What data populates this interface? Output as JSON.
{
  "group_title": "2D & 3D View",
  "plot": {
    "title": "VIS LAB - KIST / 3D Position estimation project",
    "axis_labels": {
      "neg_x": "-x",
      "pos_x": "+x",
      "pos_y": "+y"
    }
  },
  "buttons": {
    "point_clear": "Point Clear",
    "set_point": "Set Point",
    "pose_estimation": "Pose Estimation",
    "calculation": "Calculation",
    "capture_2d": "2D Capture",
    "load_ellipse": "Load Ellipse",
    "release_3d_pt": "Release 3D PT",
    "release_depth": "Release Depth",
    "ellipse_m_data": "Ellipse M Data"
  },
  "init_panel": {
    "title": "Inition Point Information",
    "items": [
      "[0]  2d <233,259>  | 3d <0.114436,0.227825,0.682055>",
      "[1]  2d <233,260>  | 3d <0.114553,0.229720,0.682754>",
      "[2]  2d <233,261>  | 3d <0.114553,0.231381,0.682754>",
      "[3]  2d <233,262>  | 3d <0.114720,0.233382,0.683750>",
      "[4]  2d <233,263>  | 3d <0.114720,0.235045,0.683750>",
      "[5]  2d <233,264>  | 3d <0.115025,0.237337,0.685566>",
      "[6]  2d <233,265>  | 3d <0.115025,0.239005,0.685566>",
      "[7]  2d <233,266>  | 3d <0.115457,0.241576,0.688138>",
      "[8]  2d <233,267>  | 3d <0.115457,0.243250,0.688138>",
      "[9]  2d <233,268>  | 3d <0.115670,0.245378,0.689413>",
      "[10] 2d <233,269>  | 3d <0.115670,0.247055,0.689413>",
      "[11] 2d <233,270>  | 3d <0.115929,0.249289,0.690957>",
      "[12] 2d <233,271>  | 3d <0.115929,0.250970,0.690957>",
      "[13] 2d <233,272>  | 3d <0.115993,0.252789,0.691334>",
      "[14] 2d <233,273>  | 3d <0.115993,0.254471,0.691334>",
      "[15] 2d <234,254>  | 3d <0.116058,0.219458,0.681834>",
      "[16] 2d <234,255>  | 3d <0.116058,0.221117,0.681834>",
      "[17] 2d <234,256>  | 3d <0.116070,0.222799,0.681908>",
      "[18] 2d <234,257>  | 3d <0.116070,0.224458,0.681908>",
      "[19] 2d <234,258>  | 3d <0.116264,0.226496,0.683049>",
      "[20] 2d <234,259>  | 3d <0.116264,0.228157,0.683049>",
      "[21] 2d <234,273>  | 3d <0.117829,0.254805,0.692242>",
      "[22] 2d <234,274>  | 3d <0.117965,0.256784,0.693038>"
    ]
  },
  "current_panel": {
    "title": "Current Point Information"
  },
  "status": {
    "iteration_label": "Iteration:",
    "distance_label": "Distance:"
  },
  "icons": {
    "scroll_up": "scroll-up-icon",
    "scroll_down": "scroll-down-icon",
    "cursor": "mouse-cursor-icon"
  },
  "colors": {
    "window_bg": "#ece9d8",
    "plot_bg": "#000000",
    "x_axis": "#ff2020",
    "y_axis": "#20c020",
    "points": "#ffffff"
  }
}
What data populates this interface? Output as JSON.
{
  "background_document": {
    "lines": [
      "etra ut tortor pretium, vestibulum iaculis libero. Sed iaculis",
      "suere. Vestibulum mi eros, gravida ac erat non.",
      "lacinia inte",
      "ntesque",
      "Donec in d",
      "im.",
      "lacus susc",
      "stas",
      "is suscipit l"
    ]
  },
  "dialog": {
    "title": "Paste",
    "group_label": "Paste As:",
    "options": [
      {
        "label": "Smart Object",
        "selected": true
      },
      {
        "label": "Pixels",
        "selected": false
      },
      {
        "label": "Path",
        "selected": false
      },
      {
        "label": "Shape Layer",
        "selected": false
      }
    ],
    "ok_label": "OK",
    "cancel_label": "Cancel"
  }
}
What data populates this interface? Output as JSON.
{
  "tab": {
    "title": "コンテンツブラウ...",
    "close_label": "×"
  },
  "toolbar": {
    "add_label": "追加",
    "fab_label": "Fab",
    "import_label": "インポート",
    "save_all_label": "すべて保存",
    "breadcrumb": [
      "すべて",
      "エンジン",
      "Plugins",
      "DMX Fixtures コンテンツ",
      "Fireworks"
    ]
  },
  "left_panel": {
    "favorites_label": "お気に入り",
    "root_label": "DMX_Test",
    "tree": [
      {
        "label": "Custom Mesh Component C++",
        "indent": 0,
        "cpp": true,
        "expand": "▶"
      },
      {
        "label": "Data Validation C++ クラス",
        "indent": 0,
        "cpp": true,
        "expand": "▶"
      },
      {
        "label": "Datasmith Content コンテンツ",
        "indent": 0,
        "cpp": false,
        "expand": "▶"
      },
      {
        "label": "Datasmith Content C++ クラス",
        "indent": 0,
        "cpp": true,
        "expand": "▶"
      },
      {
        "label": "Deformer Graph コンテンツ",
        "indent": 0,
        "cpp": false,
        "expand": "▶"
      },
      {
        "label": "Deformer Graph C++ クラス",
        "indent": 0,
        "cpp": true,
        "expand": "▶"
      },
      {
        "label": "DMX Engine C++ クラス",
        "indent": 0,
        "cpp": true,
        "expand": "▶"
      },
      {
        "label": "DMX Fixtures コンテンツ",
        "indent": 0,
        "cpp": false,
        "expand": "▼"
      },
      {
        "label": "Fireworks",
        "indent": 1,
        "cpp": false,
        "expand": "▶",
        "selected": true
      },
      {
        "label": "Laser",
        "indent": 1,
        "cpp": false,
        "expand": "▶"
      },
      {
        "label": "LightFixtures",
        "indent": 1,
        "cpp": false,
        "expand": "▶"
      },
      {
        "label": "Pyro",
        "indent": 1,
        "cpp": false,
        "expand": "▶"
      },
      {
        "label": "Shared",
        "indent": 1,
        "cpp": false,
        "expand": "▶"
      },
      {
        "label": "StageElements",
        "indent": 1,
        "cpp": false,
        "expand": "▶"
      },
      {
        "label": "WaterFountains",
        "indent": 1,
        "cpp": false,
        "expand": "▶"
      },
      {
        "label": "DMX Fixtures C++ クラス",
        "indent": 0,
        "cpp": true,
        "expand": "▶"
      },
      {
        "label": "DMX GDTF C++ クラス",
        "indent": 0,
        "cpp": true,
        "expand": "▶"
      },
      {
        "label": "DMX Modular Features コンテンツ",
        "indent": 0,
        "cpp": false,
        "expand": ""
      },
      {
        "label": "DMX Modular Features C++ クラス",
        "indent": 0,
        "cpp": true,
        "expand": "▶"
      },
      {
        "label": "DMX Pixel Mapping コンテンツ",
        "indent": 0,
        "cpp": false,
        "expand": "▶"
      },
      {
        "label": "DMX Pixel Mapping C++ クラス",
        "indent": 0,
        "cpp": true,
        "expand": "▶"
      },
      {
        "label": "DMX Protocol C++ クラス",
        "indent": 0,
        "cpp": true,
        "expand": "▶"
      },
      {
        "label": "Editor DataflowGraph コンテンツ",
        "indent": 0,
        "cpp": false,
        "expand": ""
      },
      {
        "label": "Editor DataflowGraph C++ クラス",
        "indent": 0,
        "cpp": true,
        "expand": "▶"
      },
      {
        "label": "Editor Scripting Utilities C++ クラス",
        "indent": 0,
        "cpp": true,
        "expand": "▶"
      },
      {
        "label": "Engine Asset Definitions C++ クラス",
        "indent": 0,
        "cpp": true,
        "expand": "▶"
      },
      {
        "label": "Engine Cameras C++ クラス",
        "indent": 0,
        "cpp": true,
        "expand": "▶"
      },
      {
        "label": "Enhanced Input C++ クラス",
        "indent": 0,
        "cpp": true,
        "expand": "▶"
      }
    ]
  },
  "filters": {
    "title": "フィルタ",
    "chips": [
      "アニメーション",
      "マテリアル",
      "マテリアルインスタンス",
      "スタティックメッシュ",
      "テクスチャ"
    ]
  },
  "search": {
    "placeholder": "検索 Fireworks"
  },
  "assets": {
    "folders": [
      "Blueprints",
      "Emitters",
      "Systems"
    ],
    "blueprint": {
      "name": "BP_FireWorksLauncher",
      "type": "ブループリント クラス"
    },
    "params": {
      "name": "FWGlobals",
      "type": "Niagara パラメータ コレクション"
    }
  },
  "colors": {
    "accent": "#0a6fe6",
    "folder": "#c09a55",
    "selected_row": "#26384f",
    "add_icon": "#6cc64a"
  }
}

# # # # # # #

_Work to do:_ Copy all lines from the material that include "Information".

_Complete answer:_
    "title": "Inition Point Information",
    "title": "Current Point Information"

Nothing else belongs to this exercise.